▶ TEXT EXTRACT:
Analysis of Decimation on Finite Frames with Sigma-Delta Quantization

Abstract

In analog-to-digital conversion, signal decimation has been proven to greatly improve the efficiency of data storage while maintaining high accuracy. When one couples signal decimation with the \(\Sigma \Delta \) quantization scheme, the reconstruction error decays exponentially with respect to the bit-rate. In this study, similar results are proved for finite unitarily generated frames. We introduce a process called alternative decimation on finite frames that is compatible with first- and second-order \(\Sigma \Delta \) quantization. In both cases, alternative decimation results in exponential error decay with respect to the bit usage.

Appendices

Appendix A: Limitation of Alternative Decimation: Third-Order Decimation

The non-commutativity between \({\bar{\Delta }}_\rho \) and \(\Delta ^{-1}\) results in incomplete difference scaling when applying \(D_\rho S_\rho ^r\) on \(\Delta ^r\), creating substantial error terms. This phenomenon already occurs for \(r=3\).

Proposition A.1

Given \(m,\rho \in {{\mathbb {N}}}\) with \(\rho \mid m\), the third-order decimation satisfies \(D_\rho S_\rho ^3\Delta ^3=\frac{1}{\rho ^3}(\Delta ^{(\eta )})^3 D_\rho +O(\rho ^{-2})\). In particular, \(D_\rho S_\rho ^3\) only yields quadratic error decay with respect to the oversampling ratio \(\rho \).

First, by noting that \(\Delta ^{-1}{\bar{\Delta }}_\rho \Delta ={\mathcal {E}}\) as in Lemma 7.4, one has

$$\begin{aligned} \begin{aligned}&D_\rho S_\rho ^3\Delta ^3\\&\quad =\frac{1}{\rho ^3}D_\rho {\bar{\Delta }}_\rho \Delta ^{-1}{\bar{\Delta }}_\rho \Delta ^{-1}{\bar{\Delta }}_\rho \Delta ^2\\&\quad =\frac{1}{\rho ^3}D_\rho {\bar{\Delta }}_\rho (\Delta ^{-1}{\bar{\Delta }}_\rho \Delta )\Delta ^{-2}{\bar{\Delta }}_\rho \Delta ^2\\&\quad =\frac{1}{\rho ^3}D_\rho {\bar{\Delta }}_\rho ({\bar{\Delta }}_\rho +{\mathcal {E}})\Delta ^{-1}({\bar{\Delta }}_\rho +{\mathcal {E}})\Delta \\&\quad =\frac{1}{\rho ^3}D_\rho {\bar{\Delta }}_\rho ({\bar{\Delta }}_\rho +{\mathcal {E}})({\bar{\Delta }}_\rho +{\mathcal {E}}+\Delta ^{-1}{\mathcal {E}}\Delta )\\&\quad =\frac{1}{\rho ^3}D_\rho \bigg ({\bar{\Delta }}_\rho ^3+{\bar{\Delta }}_\rho ^2{\mathcal {E}}+{\bar{\Delta }}_\rho ^2(\Delta ^{-1}{\mathcal {E}}\Delta )+{\bar{\Delta }}_\rho {\mathcal {E}}{\bar{\Delta }}_\rho +{\bar{\Delta }}_\rho {\mathcal {E}}^2+{\bar{\Delta }}_\rho {\mathcal {E}}(\Delta ^{-1}{\mathcal {E}}\Delta )\bigg ). \end{aligned} \end{aligned}$$

(15)

▶ OBJECTIVE: Please state which orders of Sigma-Delta quantization the decimation text says alternative decimation is compatible with. The lines that come next were drawn from a separate source.

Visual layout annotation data
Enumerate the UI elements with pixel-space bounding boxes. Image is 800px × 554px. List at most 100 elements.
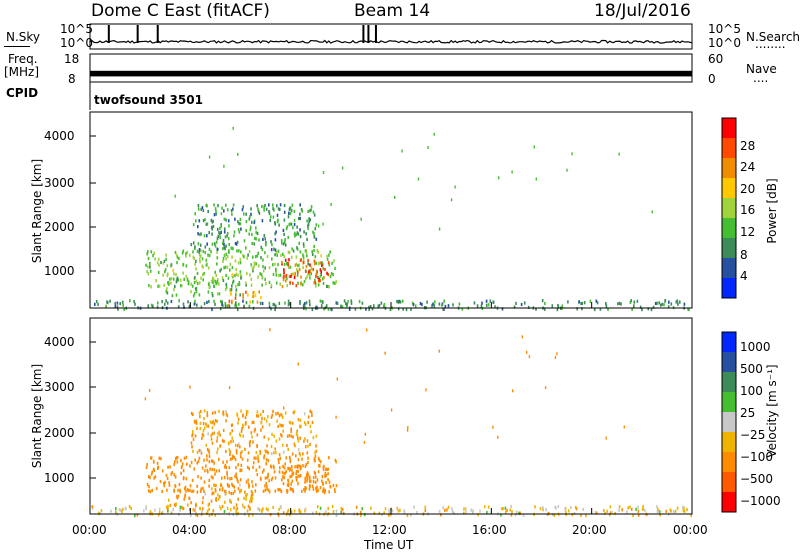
velocity-cell <box>192 508 194 512</box>
velocity-cell <box>181 506 184 510</box>
power-cell <box>322 267 324 271</box>
velocity-cell <box>167 507 169 511</box>
power-cell <box>290 209 293 213</box>
power-cell <box>447 304 450 308</box>
velocity-cell <box>236 414 239 418</box>
power-cell <box>203 302 206 306</box>
power-cell <box>320 304 323 308</box>
power-cell <box>320 261 322 265</box>
power-cell <box>223 242 225 246</box>
velocity-cell <box>229 450 232 454</box>
velocity-cell <box>194 507 197 511</box>
power-cell <box>177 278 179 282</box>
power-cell <box>238 222 240 226</box>
velocity-cell <box>208 513 211 517</box>
power-cell <box>223 230 226 234</box>
velocity-cell <box>214 513 216 517</box>
power-cell <box>299 212 301 216</box>
power-cell <box>240 250 242 254</box>
power-cell <box>636 299 639 303</box>
velocity-cell <box>399 508 401 512</box>
velocity-cell <box>291 479 294 483</box>
velocity-cell <box>235 507 238 511</box>
power-cell <box>306 254 308 258</box>
velocity-cell <box>234 443 237 447</box>
velocity-cell <box>289 460 292 464</box>
velocity-cell <box>388 508 390 512</box>
velocity-cell <box>329 484 332 488</box>
velocity-cell <box>608 513 611 517</box>
velocity-cell <box>260 477 262 481</box>
velocity-cell <box>310 410 313 414</box>
velocity-cell <box>274 489 277 493</box>
velocity-cell <box>217 497 220 501</box>
velocity-cell <box>328 480 331 484</box>
velocity-cell <box>328 490 330 494</box>
velocity-cell <box>319 506 322 510</box>
power-cell <box>295 255 298 259</box>
velocity-cell <box>169 465 171 469</box>
velocity-cell <box>312 487 315 491</box>
power-cell <box>438 227 441 231</box>
power-cell <box>277 207 280 211</box>
power-cell <box>220 224 222 228</box>
power-cb-tick-label: 12 <box>740 225 756 239</box>
power-cell <box>288 211 290 215</box>
velocity-cell <box>315 511 318 515</box>
velocity-cell <box>290 474 293 478</box>
power-cell <box>212 280 214 285</box>
power-cell <box>284 240 286 244</box>
power-cell <box>224 304 227 308</box>
power-cell <box>176 255 179 259</box>
velocity-cell <box>669 508 671 512</box>
velocity-cell <box>201 432 204 437</box>
velocity-cell <box>295 454 297 458</box>
velocity-cell <box>219 495 221 499</box>
power-cell <box>319 268 322 272</box>
power-cell <box>194 276 196 280</box>
power-cell <box>578 300 580 304</box>
power-cell <box>226 254 229 259</box>
velocity-cell <box>198 448 201 453</box>
velocity-cell <box>232 439 234 443</box>
velocity-cell <box>213 461 215 465</box>
velocity-cell <box>150 472 153 476</box>
power-cell <box>196 249 199 253</box>
velocity-cell <box>279 456 281 460</box>
vel-cb-swatch <box>722 372 736 393</box>
power-cell <box>605 304 608 308</box>
power-cell <box>240 227 242 231</box>
velocity-cell <box>326 513 329 517</box>
velocity-cell <box>210 487 213 491</box>
velocity-cell <box>280 490 283 494</box>
power-cell <box>239 257 242 261</box>
velocity-cell <box>158 507 161 511</box>
power-cell <box>271 242 273 247</box>
power-cell <box>639 305 642 309</box>
velocity-cell <box>297 469 299 473</box>
power-cell <box>226 234 228 238</box>
velocity-cell <box>259 449 261 454</box>
velocity-cell <box>325 481 327 485</box>
velocity-cell <box>192 449 194 453</box>
power-cell <box>197 232 199 236</box>
velocity-cell <box>245 494 247 498</box>
velocity-cell <box>176 460 179 464</box>
velocity-cell <box>191 429 194 433</box>
power-cell <box>433 132 435 136</box>
power-cell <box>216 256 219 260</box>
power-cell <box>268 280 271 284</box>
power-cell <box>202 249 205 254</box>
velocity-cell <box>231 436 233 440</box>
power-cell <box>222 257 225 261</box>
velocity-cell <box>397 509 400 513</box>
power-cell <box>243 255 245 259</box>
velocity-cell <box>291 488 293 492</box>
velocity-cell <box>251 435 253 439</box>
power-cell <box>201 206 204 210</box>
power-cb-tick-label: 20 <box>740 182 756 196</box>
power-cell <box>233 234 235 238</box>
velocity-cell <box>282 424 284 428</box>
power-cell <box>245 301 248 305</box>
velocity-cell <box>510 513 513 517</box>
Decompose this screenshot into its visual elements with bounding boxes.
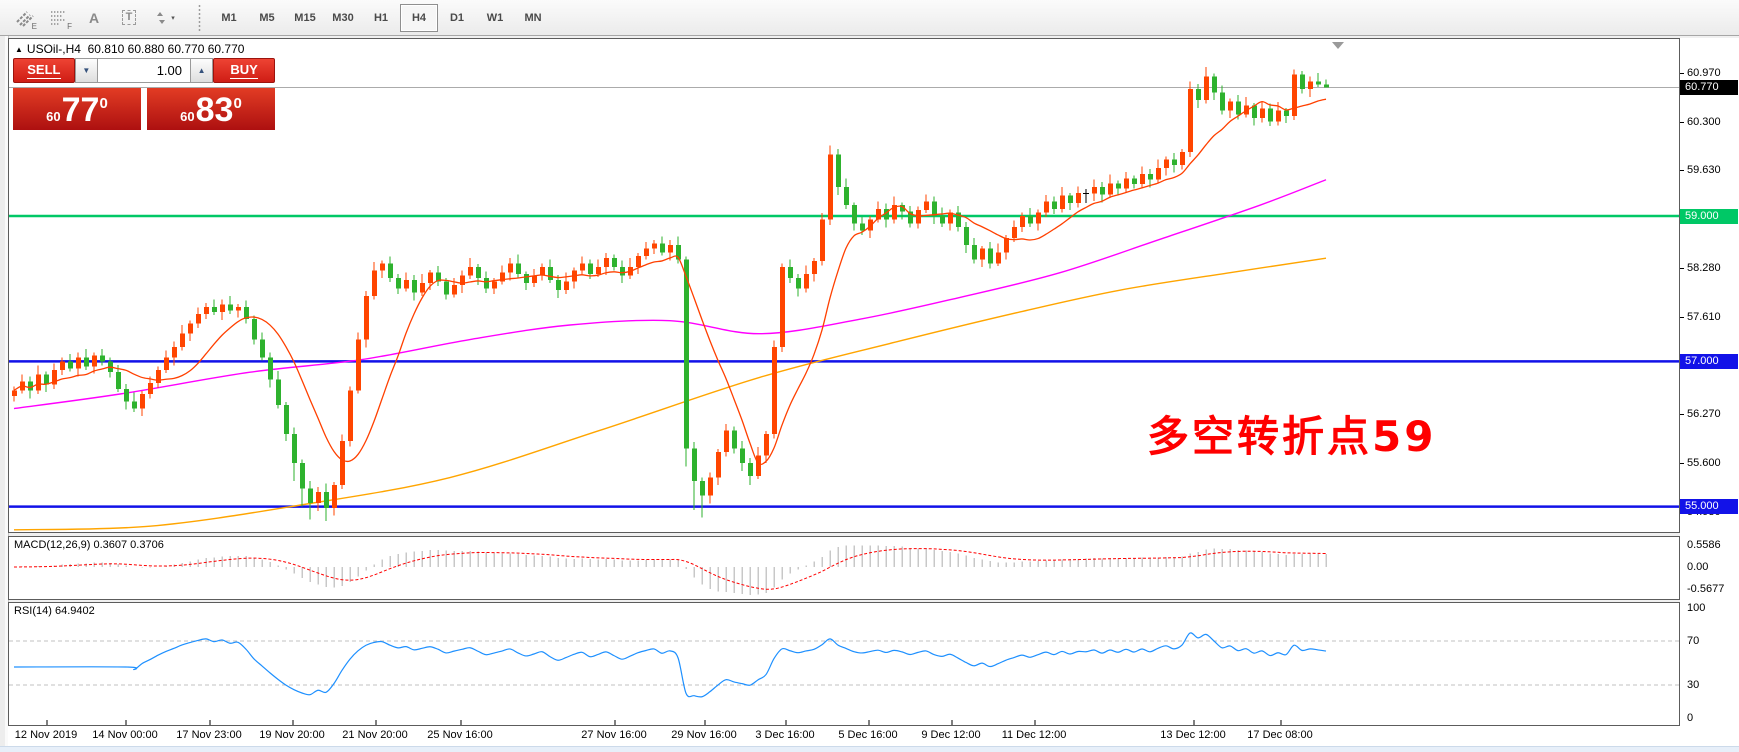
ma-slow-line <box>13 257 1327 531</box>
price-axis: 60.97060.30059.63058.96058.28057.61056.9… <box>1680 38 1739 746</box>
time-axis-label: 19 Nov 20:00 <box>259 729 325 741</box>
time-axis-label: 13 Dec 12:00 <box>1160 729 1226 741</box>
price-tick-label: 56.270 <box>1687 408 1721 421</box>
time-axis-label: 11 Dec 12:00 <box>1001 729 1067 741</box>
arrow-a-icon[interactable]: A <box>88 9 100 26</box>
hline-price-label: 59.000 <box>1680 208 1738 224</box>
hline-price-label: 55.000 <box>1680 499 1738 515</box>
timeframe-button-mn[interactable]: MN <box>524 11 542 24</box>
timeframe-bar: M1 M5 M15 M30 H1 H4 D1 W1 MN <box>210 3 552 32</box>
ask-quote[interactable]: 60 83 0 <box>147 88 275 130</box>
macd-axis-label: 0.00 <box>1687 561 1709 573</box>
timeframe-button-m1[interactable]: M1 <box>221 11 237 24</box>
time-axis-label: 5 Dec 16:00 <box>838 729 898 741</box>
timeframe-button-h4[interactable]: H4 <box>400 3 438 32</box>
volume-down-button[interactable]: ▼ <box>74 58 98 83</box>
rsi-label: RSI(14) 64.9402 <box>14 605 95 617</box>
fibonacci-f-icon[interactable]: F <box>51 10 72 31</box>
window-bottom-edge <box>0 746 1739 752</box>
timeframe-button-m5[interactable]: M5 <box>259 11 275 24</box>
collapse-arrow-icon[interactable]: ▲ <box>15 45 23 54</box>
volume-up-button[interactable]: ▲ <box>190 58 214 83</box>
time-axis-label: 17 Nov 23:00 <box>176 729 242 741</box>
arrange-objects-icon[interactable]: ▾ <box>148 5 180 31</box>
current-price-label: 60.770 <box>1680 80 1738 95</box>
text-label-icon[interactable]: T <box>113 5 145 31</box>
price-tick <box>1680 72 1684 74</box>
ma-fast-line <box>13 98 1327 466</box>
rsi-chart[interactable] <box>9 603 1679 725</box>
price-tick-label: 59.630 <box>1687 164 1721 177</box>
candlestick-chart[interactable] <box>9 39 1679 532</box>
bid-quote[interactable]: 60 77 0 <box>13 88 141 130</box>
hline-price-label: 57.000 <box>1680 353 1738 369</box>
time-axis: 12 Nov 2019 14 Nov 00:00 17 Nov 23:00 19 No… <box>8 726 1680 746</box>
timeframe-button-m15[interactable]: M15 <box>294 11 316 24</box>
buy-button[interactable]: BUY <box>213 58 275 83</box>
price-tick-label: 60.970 <box>1687 66 1721 79</box>
sell-button[interactable]: SELL <box>13 58 75 83</box>
macd-signal-line <box>13 548 1327 590</box>
time-axis-label: 27 Nov 16:00 <box>581 729 647 741</box>
rsi-axis-label: 0 <box>1687 712 1694 724</box>
time-axis-label: 29 Nov 16:00 <box>671 729 737 741</box>
price-tick <box>1680 268 1684 270</box>
time-axis-label: 17 Dec 08:00 <box>1247 729 1313 741</box>
price-tick <box>1680 462 1684 464</box>
price-tick-label: 57.610 <box>1687 311 1721 323</box>
rsi-panel[interactable]: RSI(14) 64.9402 <box>8 602 1680 726</box>
toolbar: E F A T ▾ M1 M5 M15 M30 H1 H4 D1 W1 MN <box>0 0 1739 36</box>
macd-chart[interactable] <box>9 537 1679 599</box>
chart-header: ▲ USOil-,H4 60.810 60.880 60.770 60.770 <box>15 42 244 56</box>
ma-mid-line <box>13 179 1327 410</box>
price-tick <box>1680 317 1684 318</box>
price-tick <box>1680 414 1684 416</box>
macd-label: MACD(12,26,9) 0.3607 0.3706 <box>14 539 164 551</box>
price-tick-label: 55.600 <box>1687 456 1721 469</box>
rsi-axis-label: 30 <box>1687 679 1700 691</box>
channel-e-icon[interactable]: E <box>8 5 40 31</box>
ohlc-values: 60.810 60.880 60.770 60.770 <box>87 42 245 56</box>
symbol-label: USOil-,H4 <box>26 42 81 56</box>
time-axis-label: 21 Nov 20:00 <box>342 729 408 741</box>
toolbar-icon-group: E F A T ▾ <box>8 5 183 31</box>
macd-axis-label: 0.5586 <box>1687 539 1721 551</box>
timeframe-button-h1[interactable]: H1 <box>373 11 389 24</box>
time-axis-label: 3 Dec 16:00 <box>755 729 815 741</box>
chart-annotation-text: 多空转折点59 <box>1147 412 1437 461</box>
time-axis-label: 25 Nov 16:00 <box>427 729 493 741</box>
candles <box>12 67 1329 522</box>
price-tick-label: 58.280 <box>1687 262 1721 275</box>
rsi-line <box>13 632 1327 698</box>
price-chart-panel[interactable]: ▲ USOil-,H4 60.810 60.880 60.770 60.770 S… <box>8 38 1680 533</box>
macd-histogram <box>21 545 1327 595</box>
macd-axis-label: -0.5677 <box>1687 583 1725 595</box>
rsi-axis-label: 70 <box>1687 635 1700 647</box>
price-tick-label: 60.300 <box>1687 115 1721 128</box>
time-axis-label: 12 Nov 2019 <box>14 729 78 741</box>
time-axis-label: 9 Dec 12:00 <box>921 729 981 741</box>
timeframe-button-w1[interactable]: W1 <box>486 11 504 24</box>
volume-input[interactable] <box>98 58 190 83</box>
timeframe-button-m30[interactable]: M30 <box>332 11 354 24</box>
macd-panel[interactable]: MACD(12,26,9) 0.3607 0.3706 <box>8 536 1680 600</box>
price-tick <box>1680 121 1684 123</box>
price-tick <box>1680 170 1684 172</box>
chart-shift-marker-icon[interactable] <box>1332 42 1344 49</box>
time-axis-label: 14 Nov 00:00 <box>92 729 158 741</box>
toolbar-grip <box>197 4 202 31</box>
timeframe-button-d1[interactable]: D1 <box>449 11 465 24</box>
rsi-axis-label: 100 <box>1687 602 1706 614</box>
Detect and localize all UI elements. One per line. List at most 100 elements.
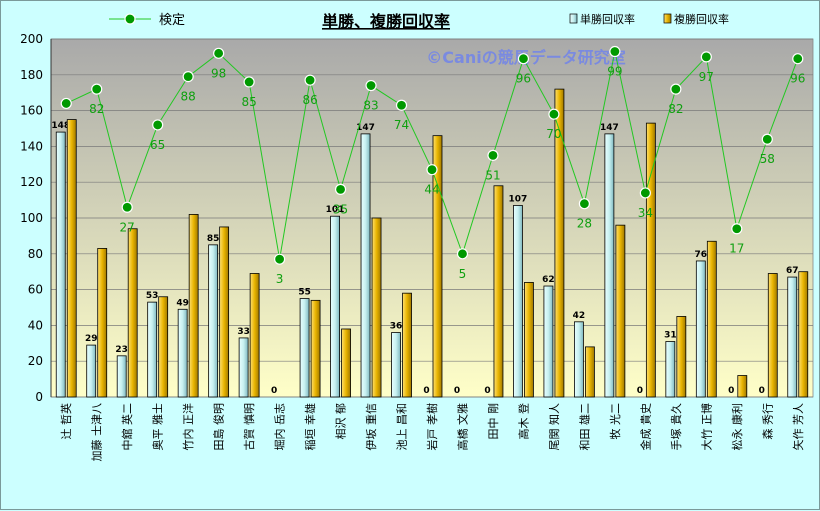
- x-tick-label: 牧 光二: [608, 403, 622, 440]
- data-label-tansho: 0: [728, 386, 734, 396]
- check-marker: [91, 83, 103, 95]
- check-label: 44: [424, 183, 439, 197]
- check-marker: [700, 51, 712, 63]
- legend-check-label: 検定: [159, 13, 185, 28]
- bar-fukusho: [645, 122, 656, 398]
- data-label-tansho: 36: [390, 322, 403, 332]
- x-tick-label: 高橋 文雅: [455, 403, 469, 451]
- y-tick-label: 200: [20, 32, 43, 46]
- check-label: 28: [577, 217, 592, 231]
- data-label-tansho: 67: [786, 266, 799, 276]
- x-tick-label: 奥平 雅士: [151, 403, 165, 451]
- data-label-tansho: 0: [271, 386, 277, 396]
- check-label: 51: [485, 168, 500, 182]
- bar-tansho: [238, 337, 249, 398]
- bar-tansho: [695, 260, 706, 398]
- bar-fukusho: [432, 135, 443, 398]
- check-marker: [243, 76, 255, 88]
- x-tick-label: 相沢 郁: [334, 403, 348, 440]
- data-label-tansho: 0: [484, 386, 490, 396]
- data-label-tansho: 33: [237, 327, 250, 337]
- data-label-tansho: 0: [759, 386, 765, 396]
- x-tick-label: 古賀 慎明: [242, 403, 256, 451]
- legend-marker-swatch: [124, 13, 136, 25]
- x-tick-label: 中舘 英二: [120, 403, 134, 451]
- check-marker: [334, 183, 347, 195]
- bar-tansho: [787, 276, 798, 398]
- bar-fukusho: [97, 248, 108, 398]
- check-label: 97: [699, 70, 714, 84]
- bar-fukusho: [188, 214, 199, 398]
- check-marker: [639, 187, 651, 199]
- check-label: 82: [668, 102, 683, 116]
- bar-fukusho: [676, 316, 687, 398]
- check-marker: [274, 253, 286, 265]
- bar-fukusho: [127, 228, 138, 398]
- x-tick-label: 加藤 士津八: [91, 403, 104, 462]
- bar-tansho: [208, 244, 219, 398]
- check-marker: [365, 79, 377, 92]
- bar-fukusho: [371, 217, 382, 398]
- y-tick-label: 80: [28, 247, 43, 261]
- data-label-tansho: 107: [509, 194, 528, 204]
- check-label: 58: [760, 152, 775, 166]
- x-tick-label: 田中 剛: [487, 403, 500, 440]
- data-label-tansho: 31: [664, 331, 677, 341]
- check-marker: [670, 83, 682, 95]
- check-label: 34: [638, 206, 653, 220]
- chart-title: 単勝、複勝回収率: [322, 12, 450, 31]
- check-label: 98: [211, 66, 226, 80]
- bar-fukusho: [585, 346, 595, 398]
- check-marker: [456, 248, 469, 260]
- data-label-tansho: 42: [573, 311, 586, 321]
- check-label: 83: [363, 99, 378, 113]
- bar-tansho: [299, 298, 310, 398]
- bar-fukusho: [341, 328, 351, 398]
- x-tick-label: 竹内 正洋: [181, 403, 195, 451]
- bar-fukusho: [66, 119, 77, 398]
- y-tick-label: 40: [28, 318, 43, 332]
- data-label-tansho: 0: [423, 386, 429, 396]
- data-label-tansho: 49: [176, 298, 189, 308]
- x-tick-label: 矢作 芳人: [791, 403, 805, 451]
- data-label-tansho: 148: [51, 121, 70, 131]
- x-tick-label: 手塚 貴久: [669, 403, 683, 451]
- legend-fukusho-label: 複勝回収率: [674, 12, 729, 26]
- bar-fukusho: [249, 273, 260, 398]
- y-tick-label: 0: [35, 390, 43, 404]
- bar-tansho: [86, 344, 97, 398]
- legend-fukusho-swatch: [663, 13, 672, 24]
- check-label: 96: [790, 72, 805, 86]
- bar-tansho: [604, 133, 615, 398]
- check-marker: [578, 198, 591, 210]
- data-label-tansho: 55: [298, 288, 311, 298]
- check-marker: [304, 74, 316, 86]
- x-tick-label: 森 秀行: [760, 403, 774, 440]
- legend-tansho-swatch: [569, 13, 578, 24]
- bar-fukusho: [767, 273, 778, 398]
- check-label: 65: [150, 138, 165, 152]
- bar-tansho: [543, 285, 554, 398]
- bar-fukusho: [402, 292, 412, 398]
- data-label-tansho: 53: [146, 291, 159, 301]
- y-tick-label: 120: [20, 175, 43, 189]
- x-axis-labels: 辻 哲英 加藤 士津八 中舘 英二 奥平 雅士 竹内 正洋 田島 俊明 古賀 慎明 堀内 岳志…: [59, 403, 805, 462]
- bar-tansho: [391, 332, 401, 398]
- data-label-tansho: 147: [600, 123, 619, 133]
- bar-fukusho: [737, 375, 748, 398]
- bar-fukusho: [798, 271, 809, 398]
- x-tick-label: 辻 哲英: [59, 403, 73, 440]
- x-tick-label: 高木 登: [516, 403, 530, 440]
- bar-tansho: [513, 205, 523, 398]
- bar-fukusho: [158, 296, 169, 398]
- x-tick-label: 堀内 岳志: [273, 403, 287, 451]
- check-marker: [792, 53, 804, 65]
- bar-fukusho: [706, 240, 717, 398]
- check-marker: [395, 99, 408, 111]
- bar-fukusho: [615, 224, 626, 398]
- x-tick-label: 伊坂 重信: [364, 403, 378, 451]
- check-marker: [213, 47, 225, 59]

▶ SOLVED EXERCISE: First-order and second-order Sigma-Delta quantization.